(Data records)
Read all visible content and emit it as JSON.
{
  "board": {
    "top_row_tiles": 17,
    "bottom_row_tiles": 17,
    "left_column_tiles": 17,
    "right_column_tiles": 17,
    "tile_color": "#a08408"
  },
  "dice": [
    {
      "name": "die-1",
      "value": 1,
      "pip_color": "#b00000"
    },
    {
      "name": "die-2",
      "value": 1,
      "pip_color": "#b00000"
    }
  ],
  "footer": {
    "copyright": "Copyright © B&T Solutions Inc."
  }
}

■ **GIVEN REQUEST**
Each entry above is to be quoted exactly.

■ **CORRECT ANSWER**
Read all visible content and emit it as JSON.
{
  "board": {
    "top_row_tiles": 17,
    "bottom_row_tiles": 17,
    "left_column_tiles": 17,
    "right_column_tiles": 17,
    "tile_color": "#a08408"
  },
  "dice": [
    {
      "name": "die-1",
      "value": 1,
      "pip_color": "#b00000"
    },
    {
      "name": "die-2",
      "value": 1,
      "pip_color": "#b00000"
    }
  ],
  "footer": {
    "copyright": "Copyright © B&T Solutions Inc."
  }
}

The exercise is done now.